══ SOURCE TEXT
# cost of settling a small will



## clairepiano1 (Jun 27, 2010)

Hi there,
is anyone able to help me find out the cost of settling a small will that was my moms? Total assets are under 50.000 rand. Just don't want to be ripped off and lose all the money in legal fee's. Any and all advise appreciated. thanks Claire


----------



## zambezi.king (Oct 8, 2009)

Hi Claire,

If the total assets are below R120 000 then you can act as executor (sp?) and need not make use of any lawyers etc (this is assuming that you have power of attorney or are executor of the will. If you have the legal right then you can give power of attorney to someone (that you trust) to act locally.

The actual costs to do it yourself is marginal (simple red tape type fees... can't remember off-hand but should be less than a grand or two). The actual pain of the process is getting the death certificate, applying to act as executor (if for Joburg then you have have to go into the centre of Joburg and sit in a corridor / office for hours on end to get the correct permissions approved. You then have to place adds in the local papers for interested parties to the will. Then you have to close out bank accounts, investments etc, etc, etc,etc....

Oh yes... you also have to have many CERTIFIED copies of the will, death certificate, power of attorney, your ID etc... everyone every step of the way is going to want a copy of these docs.

Hope this helps.

My condolences.


----------



## clairepiano1 (Jun 27, 2010)

clairepiano1 said:


> Hi there,
> is anyone able to help me find out the cost of settling a small will that was my moms? Total assets are under 50.000 rand. Just don't want to be ripped off and lose all the money in legal fee's. Any and all advise appreciated. thanks Claire


Thankyou so much for the reply, also thankyou for your kindness, my mom actually died while visiting me in wales, so we have a british death certificate, which should we hope not present too many problems. Have paid repatriation costs as we wanted mom buried at home in vanderbijlpark . Mom had a funeral policy which covered all costs, but we paid for her coffin as it was part of the repatriation costs. Thanks once again for your help, Claire


----------
════
══ STORED ROWS
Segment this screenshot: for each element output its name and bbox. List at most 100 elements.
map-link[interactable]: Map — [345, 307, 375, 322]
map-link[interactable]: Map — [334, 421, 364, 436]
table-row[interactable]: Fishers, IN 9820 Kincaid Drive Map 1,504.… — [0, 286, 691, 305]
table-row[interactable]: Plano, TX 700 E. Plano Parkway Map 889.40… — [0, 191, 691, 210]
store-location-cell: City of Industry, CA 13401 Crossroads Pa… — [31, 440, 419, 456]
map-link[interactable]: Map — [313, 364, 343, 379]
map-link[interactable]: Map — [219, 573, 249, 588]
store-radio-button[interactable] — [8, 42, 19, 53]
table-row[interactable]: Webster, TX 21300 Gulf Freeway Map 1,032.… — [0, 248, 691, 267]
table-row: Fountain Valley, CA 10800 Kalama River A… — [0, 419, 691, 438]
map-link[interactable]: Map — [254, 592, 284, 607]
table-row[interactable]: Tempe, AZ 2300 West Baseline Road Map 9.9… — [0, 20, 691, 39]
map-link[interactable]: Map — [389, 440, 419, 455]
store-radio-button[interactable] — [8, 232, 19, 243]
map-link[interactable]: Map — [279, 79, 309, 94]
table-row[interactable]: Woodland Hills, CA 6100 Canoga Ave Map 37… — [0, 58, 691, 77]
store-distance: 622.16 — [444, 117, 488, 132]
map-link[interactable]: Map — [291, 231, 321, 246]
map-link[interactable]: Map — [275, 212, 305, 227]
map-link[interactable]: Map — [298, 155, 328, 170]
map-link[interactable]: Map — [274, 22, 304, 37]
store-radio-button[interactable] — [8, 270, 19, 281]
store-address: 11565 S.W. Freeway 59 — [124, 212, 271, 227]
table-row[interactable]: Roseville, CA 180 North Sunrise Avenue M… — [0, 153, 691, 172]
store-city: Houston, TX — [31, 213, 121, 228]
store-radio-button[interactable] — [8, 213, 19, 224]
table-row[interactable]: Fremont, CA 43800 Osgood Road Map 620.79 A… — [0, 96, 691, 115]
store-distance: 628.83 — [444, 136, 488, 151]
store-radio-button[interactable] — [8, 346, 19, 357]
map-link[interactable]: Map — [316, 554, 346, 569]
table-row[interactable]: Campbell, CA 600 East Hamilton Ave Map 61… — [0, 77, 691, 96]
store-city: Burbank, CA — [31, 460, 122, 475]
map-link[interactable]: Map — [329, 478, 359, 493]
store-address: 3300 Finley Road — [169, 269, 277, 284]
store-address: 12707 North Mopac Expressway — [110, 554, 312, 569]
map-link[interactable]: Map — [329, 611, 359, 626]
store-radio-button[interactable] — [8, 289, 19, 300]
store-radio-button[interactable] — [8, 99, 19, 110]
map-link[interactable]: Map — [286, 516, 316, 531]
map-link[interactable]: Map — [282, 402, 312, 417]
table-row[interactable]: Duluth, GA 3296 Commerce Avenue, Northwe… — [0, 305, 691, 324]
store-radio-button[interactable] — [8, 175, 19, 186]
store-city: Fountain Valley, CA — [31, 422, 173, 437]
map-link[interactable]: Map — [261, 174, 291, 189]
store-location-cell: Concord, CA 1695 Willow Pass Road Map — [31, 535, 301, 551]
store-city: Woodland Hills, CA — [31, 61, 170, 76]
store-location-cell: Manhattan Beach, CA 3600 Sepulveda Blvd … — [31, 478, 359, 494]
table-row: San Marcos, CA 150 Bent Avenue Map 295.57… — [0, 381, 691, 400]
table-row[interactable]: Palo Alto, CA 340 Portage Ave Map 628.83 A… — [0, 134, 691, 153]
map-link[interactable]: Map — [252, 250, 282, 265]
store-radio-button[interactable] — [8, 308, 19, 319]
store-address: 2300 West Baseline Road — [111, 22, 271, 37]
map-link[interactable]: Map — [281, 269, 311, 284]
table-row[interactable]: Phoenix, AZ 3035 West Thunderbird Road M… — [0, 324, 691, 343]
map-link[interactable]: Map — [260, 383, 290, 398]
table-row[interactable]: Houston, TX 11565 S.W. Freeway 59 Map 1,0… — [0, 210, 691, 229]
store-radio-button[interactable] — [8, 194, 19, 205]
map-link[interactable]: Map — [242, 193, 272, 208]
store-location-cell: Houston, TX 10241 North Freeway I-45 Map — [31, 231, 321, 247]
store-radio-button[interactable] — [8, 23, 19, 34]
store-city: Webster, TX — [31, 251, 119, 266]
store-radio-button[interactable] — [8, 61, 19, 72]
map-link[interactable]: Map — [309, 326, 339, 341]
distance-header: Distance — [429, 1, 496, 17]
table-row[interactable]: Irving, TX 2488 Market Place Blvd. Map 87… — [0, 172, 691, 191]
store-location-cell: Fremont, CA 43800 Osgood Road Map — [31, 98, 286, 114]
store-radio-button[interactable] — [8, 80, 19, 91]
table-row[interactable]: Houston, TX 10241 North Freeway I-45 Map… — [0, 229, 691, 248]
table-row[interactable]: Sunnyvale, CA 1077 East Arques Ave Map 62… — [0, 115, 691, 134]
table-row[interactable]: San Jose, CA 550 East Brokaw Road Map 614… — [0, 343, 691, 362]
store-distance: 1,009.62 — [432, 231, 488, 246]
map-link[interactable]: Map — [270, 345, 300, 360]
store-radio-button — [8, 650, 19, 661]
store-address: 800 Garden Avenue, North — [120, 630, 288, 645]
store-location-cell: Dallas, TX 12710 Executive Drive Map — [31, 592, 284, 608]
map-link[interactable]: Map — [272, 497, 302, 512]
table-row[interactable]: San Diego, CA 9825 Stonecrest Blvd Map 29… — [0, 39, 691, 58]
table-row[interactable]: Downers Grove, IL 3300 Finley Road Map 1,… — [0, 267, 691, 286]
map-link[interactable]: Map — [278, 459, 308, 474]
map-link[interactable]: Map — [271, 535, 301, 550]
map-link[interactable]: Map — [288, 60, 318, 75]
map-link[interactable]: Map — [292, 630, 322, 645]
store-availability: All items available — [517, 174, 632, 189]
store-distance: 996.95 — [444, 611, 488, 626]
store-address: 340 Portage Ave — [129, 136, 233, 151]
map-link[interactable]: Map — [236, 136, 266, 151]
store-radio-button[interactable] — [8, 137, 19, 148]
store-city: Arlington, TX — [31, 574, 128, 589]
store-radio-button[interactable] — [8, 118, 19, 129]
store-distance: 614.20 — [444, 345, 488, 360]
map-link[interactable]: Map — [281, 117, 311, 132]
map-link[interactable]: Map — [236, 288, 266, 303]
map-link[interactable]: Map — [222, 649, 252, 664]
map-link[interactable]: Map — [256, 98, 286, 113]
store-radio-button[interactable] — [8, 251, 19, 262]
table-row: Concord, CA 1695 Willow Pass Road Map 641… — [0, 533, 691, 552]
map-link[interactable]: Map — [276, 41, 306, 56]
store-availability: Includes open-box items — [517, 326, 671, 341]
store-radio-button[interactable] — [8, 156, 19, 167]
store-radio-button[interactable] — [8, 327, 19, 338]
════
-- GIVEN PROBLEM --
Transcribe the passage of the will-settling thread that starts at the words "The actual costs" and stops after "etc, etc, etc,etc....". Rely only on the forum thread about settling a small will, not on the rows.

-- SOLUTION FOR THIS TASK --
The actual costs to do it yourself is marginal (simple red tape type fees... can't remember off-hand but should be less than a grand or two). The actual pain of the process is getting the death certificate, applying to act as executor (if for Joburg then you have have to go into the centre of Joburg and sit in a corridor / office for hours on end to get the correct permissions approved. You then have to place adds in the local papers for interested parties to the will. Then you have to close out bank accounts, investments etc, etc, etc,etc....